In the entries, find all lines that hold the word "name" and copy them.

◆ **EXTRACTED RECORDS**:
+ + + +

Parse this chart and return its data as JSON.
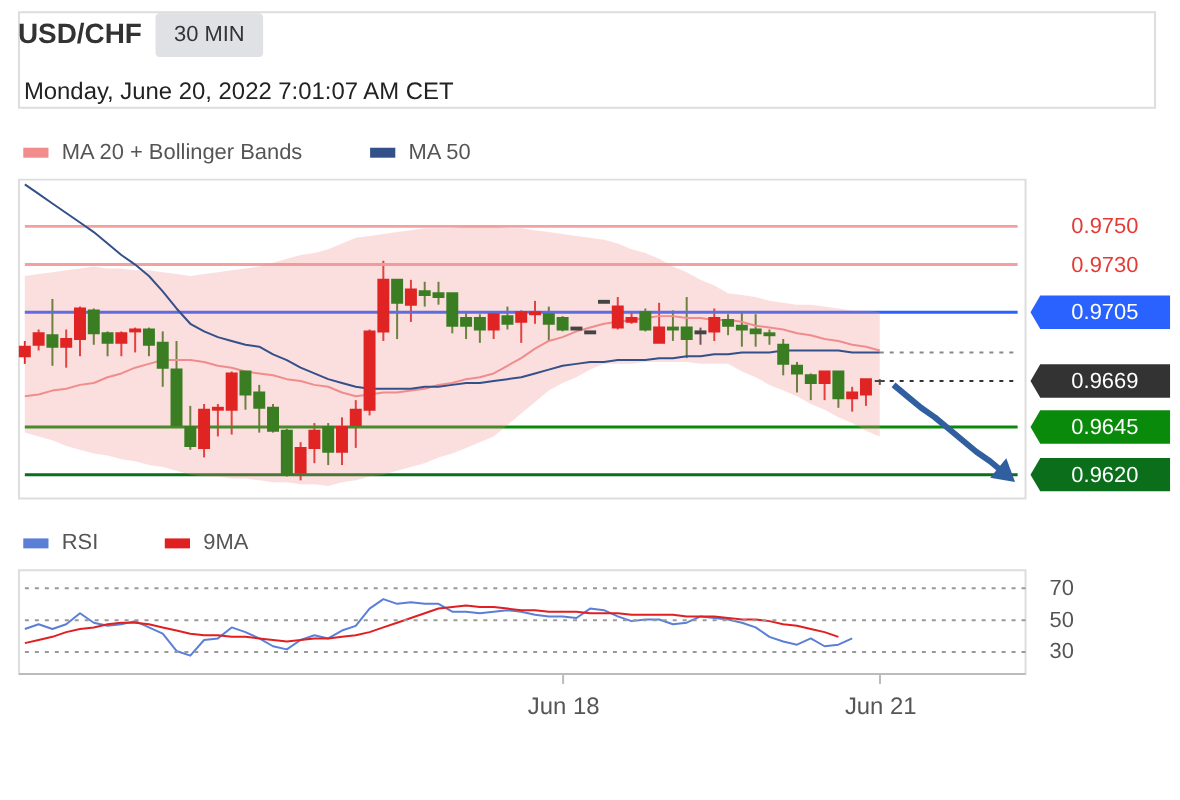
{
  "chart_data": [
    {
      "type": "candlestick",
      "title": "USD/CHF",
      "subtitle": "Monday, June 20, 2022 7:01:07 AM CET",
      "annotations": [
        "30 MIN"
      ],
      "categories": [
        null,
        null,
        null,
        null,
        null,
        null,
        null,
        null,
        null,
        null,
        null,
        null,
        null,
        null,
        null,
        null,
        null,
        null,
        null,
        null,
        null,
        null,
        null,
        null,
        null,
        null,
        null,
        null,
        null,
        null,
        null,
        null,
        null,
        null,
        null,
        null,
        null,
        null,
        null,
        null,
        null,
        null,
        null,
        null,
        null,
        null,
        null,
        null,
        null,
        null,
        null,
        null,
        null,
        null,
        null,
        null,
        null,
        null,
        null,
        null,
        null,
        null,
        null,
        null,
        null,
        null,
        null,
        null,
        null,
        null,
        null,
        null,
        null
      ],
      "ohlc": [
        [
          0.9682,
          0.969,
          0.9678,
          0.9687
        ],
        [
          0.9688,
          0.9696,
          0.9685,
          0.9694
        ],
        [
          0.9693,
          0.9712,
          0.9677,
          0.9687
        ],
        [
          0.9687,
          0.9696,
          0.9676,
          0.9691
        ],
        [
          0.9691,
          0.9708,
          0.9682,
          0.9707
        ],
        [
          0.9706,
          0.9707,
          0.9688,
          0.9694
        ],
        [
          0.9694,
          0.9695,
          0.9682,
          0.9689
        ],
        [
          0.9689,
          0.9695,
          0.9682,
          0.9694
        ],
        [
          0.9695,
          0.9697,
          0.9684,
          0.9696
        ],
        [
          0.9696,
          0.9697,
          0.9682,
          0.9688
        ],
        [
          0.9689,
          0.9695,
          0.9666,
          0.9676
        ],
        [
          0.9675,
          0.969,
          0.9645,
          0.9646
        ],
        [
          0.9645,
          0.9656,
          0.9633,
          0.9635
        ],
        [
          0.9634,
          0.9657,
          0.9629,
          0.9654
        ],
        [
          0.9654,
          0.9657,
          0.964,
          0.9655
        ],
        [
          0.9654,
          0.9674,
          0.9641,
          0.9673
        ],
        [
          0.9674,
          0.9674,
          0.9654,
          0.9662
        ],
        [
          0.9663,
          0.9667,
          0.9642,
          0.9655
        ],
        [
          0.9655,
          0.9657,
          0.9642,
          0.9643
        ],
        [
          0.9643,
          0.9644,
          0.9619,
          0.962
        ],
        [
          0.9621,
          0.9637,
          0.9617,
          0.9634
        ],
        [
          0.9634,
          0.9647,
          0.9626,
          0.9643
        ],
        [
          0.9645,
          0.9647,
          0.9625,
          0.9632
        ],
        [
          0.9632,
          0.965,
          0.9625,
          0.9645
        ],
        [
          0.9646,
          0.9659,
          0.9634,
          0.9654
        ],
        [
          0.9654,
          0.9696,
          0.9651,
          0.9695
        ],
        [
          0.9695,
          0.9732,
          0.969,
          0.9722
        ],
        [
          0.9722,
          0.9722,
          0.9691,
          0.971
        ],
        [
          0.9709,
          0.9722,
          0.97,
          0.9717
        ],
        [
          0.9716,
          0.9721,
          0.9708,
          0.9714
        ],
        [
          0.9715,
          0.9721,
          0.9709,
          0.9713
        ],
        [
          0.9715,
          0.9715,
          0.9694,
          0.9698
        ],
        [
          0.9702,
          0.9705,
          0.9691,
          0.9698
        ],
        [
          0.9702,
          0.9704,
          0.9689,
          0.9696
        ],
        [
          0.9696,
          0.9705,
          0.9691,
          0.9704
        ],
        [
          0.9703,
          0.9708,
          0.9696,
          0.9699
        ],
        [
          0.97,
          0.9706,
          0.9689,
          0.9705
        ],
        [
          0.9704,
          0.9711,
          0.9699,
          0.9705
        ],
        [
          0.9704,
          0.9708,
          0.969,
          0.9699
        ],
        [
          0.9702,
          0.9703,
          0.9695,
          0.9696
        ],
        [
          0.9697,
          0.9697,
          0.9696,
          0.9696
        ],
        [
          0.9695,
          0.9695,
          0.9694,
          0.9694
        ],
        [
          0.9711,
          0.9711,
          0.971,
          0.971
        ],
        [
          0.9697,
          0.9713,
          0.9696,
          0.9708
        ],
        [
          0.97,
          0.9705,
          0.9699,
          0.9702
        ],
        [
          0.9705,
          0.9707,
          0.9695,
          0.9696
        ],
        [
          0.9689,
          0.971,
          0.9689,
          0.9697
        ],
        [
          0.9697,
          0.9706,
          0.969,
          0.9696
        ],
        [
          0.9697,
          0.9713,
          0.9681,
          0.9691
        ],
        [
          0.9695,
          0.9697,
          0.9688,
          0.9694
        ],
        [
          0.9695,
          0.9707,
          0.969,
          0.9702
        ],
        [
          0.9701,
          0.9704,
          0.9693,
          0.9698
        ],
        [
          0.9698,
          0.9705,
          0.9687,
          0.9696
        ],
        [
          0.9696,
          0.9704,
          0.9687,
          0.9694
        ],
        [
          0.9694,
          0.9696,
          0.9688,
          0.9693
        ],
        [
          0.9688,
          0.9691,
          0.9672,
          0.9678
        ],
        [
          0.9677,
          0.9679,
          0.9663,
          0.9673
        ],
        [
          0.9672,
          0.9673,
          0.9659,
          0.9668
        ],
        [
          0.9668,
          0.9674,
          0.9659,
          0.9674
        ],
        [
          0.9674,
          0.9674,
          0.9655,
          0.966
        ],
        [
          0.966,
          0.9666,
          0.9653,
          0.9663
        ],
        [
          0.9662,
          0.967,
          0.9656,
          0.967
        ],
        [
          0.9669,
          0.967,
          0.9667,
          0.9669
        ],
        null,
        null,
        null,
        null,
        null,
        null,
        null,
        null,
        null,
        null
      ],
      "colors": [
        "#e02424",
        "#e02424",
        "#3a7d22",
        "#e02424",
        "#e02424",
        "#3a7d22",
        "#3a7d22",
        "#e02424",
        "#e02424",
        "#3a7d22",
        "#3a7d22",
        "#3a7d22",
        "#3a7d22",
        "#e02424",
        "#e02424",
        "#e02424",
        "#3a7d22",
        "#3a7d22",
        "#3a7d22",
        "#3a7d22",
        "#e02424",
        "#e02424",
        "#3a7d22",
        "#e02424",
        "#e02424",
        "#e02424",
        "#e02424",
        "#3a7d22",
        "#e02424",
        "#3a7d22",
        "#3a7d22",
        "#3a7d22",
        "#3a7d22",
        "#3a7d22",
        "#e02424",
        "#3a7d22",
        "#e02424",
        "#e02424",
        "#3a7d22",
        "#3a7d22",
        "#444444",
        "#444444",
        "#444444",
        "#e02424",
        "#e02424",
        "#3a7d22",
        "#e02424",
        "#3a7d22",
        "#3a7d22",
        "#444444",
        "#e02424",
        "#3a7d22",
        "#3a7d22",
        "#3a7d22",
        "#3a7d22",
        "#3a7d22",
        "#3a7d22",
        "#3a7d22",
        "#e02424",
        "#3a7d22",
        "#e02424",
        "#e02424",
        "#444444",
        null,
        null,
        null,
        null,
        null,
        null,
        null,
        null,
        null,
        null
      ],
      "ylim": [
        0.9608,
        0.9775
      ],
      "yticks": [
        {
          "value": 0.975,
          "label": "0.9750"
        },
        {
          "value": 0.973,
          "label": "0.9730"
        },
        0.9705,
        0.9669,
        0.9645,
        {
          "value": 0.962,
          "label": "0.9620"
        }
      ],
      "tick_labels": "y",
      "legend": "top left",
      "series": [
        {
          "name": "MA 20 + Bollinger Bands",
          "type": "line",
          "color": "#f08c8c",
          "values": [
            0.9661,
            0.9662,
            0.9664,
            0.9665,
            0.9667,
            0.9668,
            0.9671,
            0.9673,
            0.9676,
            0.9678,
            0.968,
            0.968,
            0.968,
            0.9679,
            0.9677,
            0.9676,
            0.9674,
            0.9673,
            0.9672,
            0.967,
            0.9669,
            0.9667,
            0.9666,
            0.9663,
            0.9661,
            0.9662,
            0.9663,
            0.9663,
            0.9664,
            0.9665,
            0.9667,
            0.9668,
            0.967,
            0.9671,
            0.9673,
            0.9677,
            0.9681,
            0.9686,
            0.969,
            0.9692,
            0.9695,
            0.9697,
            0.9699,
            0.97,
            0.9701,
            0.9702,
            0.9703,
            0.9703,
            0.9702,
            0.9702,
            0.9701,
            0.9701,
            0.97,
            0.9698,
            0.9697,
            0.9696,
            0.9694,
            0.9693,
            0.9691,
            0.969,
            0.9688,
            0.9687,
            0.9685,
            null,
            null,
            null,
            null,
            null,
            null,
            null,
            null,
            null,
            null
          ],
          "upper": [
            0.9724,
            0.9725,
            0.9726,
            0.9727,
            0.9728,
            0.9729,
            0.9728,
            0.9728,
            0.9727,
            0.9727,
            0.9726,
            0.9725,
            0.9724,
            0.9725,
            0.9726,
            0.9727,
            0.9728,
            0.9729,
            0.9731,
            0.9733,
            0.9735,
            0.9736,
            0.9738,
            0.9741,
            0.9744,
            0.9745,
            0.9746,
            0.9747,
            0.9748,
            0.9749,
            0.9749,
            0.9749,
            0.975,
            0.975,
            0.975,
            0.9749,
            0.9749,
            0.9748,
            0.9747,
            0.9746,
            0.9745,
            0.9744,
            0.9743,
            0.9741,
            0.9738,
            0.9736,
            0.9733,
            0.9729,
            0.9726,
            0.9722,
            0.9719,
            0.9715,
            0.9714,
            0.9713,
            0.9711,
            0.971,
            0.9709,
            0.9709,
            0.9708,
            0.9707,
            0.9706,
            0.9706,
            0.9705,
            null,
            null,
            null,
            null,
            null,
            null,
            null,
            null,
            null,
            null
          ],
          "lower": [
            0.9642,
            0.964,
            0.9638,
            0.9635,
            0.9633,
            0.9631,
            0.963,
            0.9628,
            0.9627,
            0.9625,
            0.9624,
            0.9622,
            0.962,
            0.9619,
            0.9619,
            0.9618,
            0.9618,
            0.9617,
            0.9616,
            0.9616,
            0.9615,
            0.9615,
            0.9614,
            0.9616,
            0.9617,
            0.9619,
            0.962,
            0.9622,
            0.9624,
            0.9626,
            0.9629,
            0.9631,
            0.9634,
            0.9637,
            0.964,
            0.9646,
            0.9652,
            0.9658,
            0.9664,
            0.9668,
            0.9671,
            0.9675,
            0.9678,
            0.9678,
            0.9678,
            0.9679,
            0.9679,
            0.9679,
            0.9679,
            0.9678,
            0.9678,
            0.9678,
            0.9674,
            0.9671,
            0.9667,
            0.9664,
            0.9661,
            0.9657,
            0.9654,
            0.965,
            0.9647,
            0.9643,
            0.964,
            null,
            null,
            null,
            null,
            null,
            null,
            null,
            null,
            null,
            null
          ]
        },
        {
          "name": "MA 50",
          "type": "line",
          "color": "#34508a",
          "values": [
            0.9772,
            0.9767,
            0.9762,
            0.9757,
            0.9752,
            0.9747,
            0.9741,
            0.9735,
            0.973,
            0.9724,
            0.9716,
            0.9707,
            0.9699,
            0.9695,
            0.9692,
            0.969,
            0.9688,
            0.9687,
            0.9683,
            0.968,
            0.9676,
            0.9673,
            0.967,
            0.9668,
            0.9666,
            0.9665,
            0.9665,
            0.9665,
            0.9665,
            0.9666,
            0.9666,
            0.9667,
            0.9668,
            0.9668,
            0.9669,
            0.967,
            0.9671,
            0.9673,
            0.9675,
            0.9677,
            0.9678,
            0.9679,
            0.9679,
            0.968,
            0.968,
            0.968,
            0.9681,
            0.9681,
            0.9682,
            0.9682,
            0.9683,
            0.9683,
            0.9684,
            0.9684,
            0.9684,
            0.9685,
            0.9685,
            0.9685,
            0.9685,
            0.9685,
            0.9684,
            0.9684,
            0.9684,
            null,
            null,
            null,
            null,
            null,
            null,
            null,
            null,
            null,
            null
          ]
        },
        {
          "type": "line",
          "color": "#2f5f9e",
          "values": [
            null,
            null,
            null,
            null,
            null,
            null,
            null,
            null,
            null,
            null,
            null,
            null,
            null,
            null,
            null,
            null,
            null,
            null,
            null,
            null,
            null,
            null,
            null,
            null,
            null,
            null,
            null,
            null,
            null,
            null,
            null,
            null,
            null,
            null,
            null,
            null,
            null,
            null,
            null,
            null,
            null,
            null,
            null,
            null,
            null,
            null,
            null,
            null,
            null,
            null,
            null,
            null,
            null,
            null,
            null,
            null,
            null,
            null,
            null,
            null,
            null,
            null,
            null,
            0.9667,
            0.9661,
            0.9655,
            0.965,
            0.9644,
            0.9638,
            0.9632,
            0.9627,
            0.9621,
            null
          ]
        }
      ],
      "ref_lines": [
        {
          "axis": "y",
          "value": 0.975,
          "color": "#f4a0a0"
        },
        {
          "axis": "y",
          "value": 0.973,
          "color": "#f4a0a0"
        },
        {
          "axis": "y",
          "value": 0.9705,
          "color": "#2962ff"
        },
        {
          "axis": "y",
          "value": 0.9684,
          "color": "#888888",
          "line_style": "dotted"
        },
        {
          "axis": "y",
          "value": 0.9669,
          "color": "#333333",
          "line_style": "dotted"
        },
        {
          "axis": "y",
          "value": 0.9645,
          "color": "#0a8a0a"
        },
        {
          "axis": "y",
          "value": 0.962,
          "color": "#0a6e1a"
        }
      ]
    },
    {
      "type": "line",
      "categories": [
        null,
        null,
        null,
        null,
        null,
        null,
        null,
        null,
        null,
        null,
        null,
        null,
        null,
        null,
        null,
        null,
        null,
        null,
        null,
        null,
        null,
        null,
        null,
        null,
        null,
        null,
        null,
        null,
        null,
        null,
        null,
        null,
        null,
        null,
        null,
        null,
        null,
        null,
        null,
        "Jun 18",
        null,
        null,
        null,
        null,
        null,
        null,
        null,
        null,
        null,
        null,
        null,
        null,
        null,
        null,
        null,
        null,
        null,
        null,
        null,
        null,
        null,
        null,
        "Jun 21",
        null,
        null,
        null,
        null,
        null,
        null,
        null,
        null,
        null,
        null
      ],
      "ylim": [
        16,
        82
      ],
      "yticks": [
        30,
        50,
        70
      ],
      "grid": "y",
      "legend": "top left",
      "series": [
        {
          "name": "RSI",
          "color": "#5b7fd6",
          "values": [
            44,
            47,
            44,
            47,
            54,
            48,
            46,
            47,
            49,
            45,
            41,
            30,
            27,
            37,
            38,
            45,
            42,
            38,
            33,
            31,
            37,
            40,
            38,
            43,
            46,
            57,
            63,
            60,
            61,
            60,
            60,
            55,
            55,
            54,
            55,
            56,
            55,
            53,
            52,
            52,
            51,
            57,
            56,
            52,
            49,
            50,
            50,
            47,
            48,
            52,
            51,
            50,
            48,
            45,
            39,
            36,
            34,
            38,
            33,
            34,
            38,
            null,
            null,
            null,
            null,
            null,
            null,
            null,
            null,
            null,
            null,
            null,
            null
          ]
        },
        {
          "name": "9MA",
          "color": "#e02020",
          "values": [
            35,
            37,
            39,
            42,
            44,
            45,
            47,
            48,
            48,
            47,
            45,
            43,
            41,
            40,
            40,
            39,
            39,
            38,
            37,
            36,
            37,
            38,
            38,
            39,
            40,
            42,
            45,
            48,
            51,
            54,
            57,
            58,
            59,
            58,
            58,
            57,
            56,
            56,
            55,
            55,
            55,
            54,
            54,
            54,
            53,
            53,
            53,
            53,
            52,
            52,
            52,
            51,
            50,
            50,
            49,
            47,
            46,
            44,
            42,
            39,
            null,
            null,
            null,
            null,
            null,
            null,
            null,
            null,
            null,
            null,
            null,
            null,
            null
          ]
        }
      ]
    }
  ]
}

+ + + +

◆ **ANSWER TO THIS PROBLEM**:
          "name": "MA 20 + Bollinger Bands",
          "name": "MA 50",
          "name": "RSI",
          "name": "9MA",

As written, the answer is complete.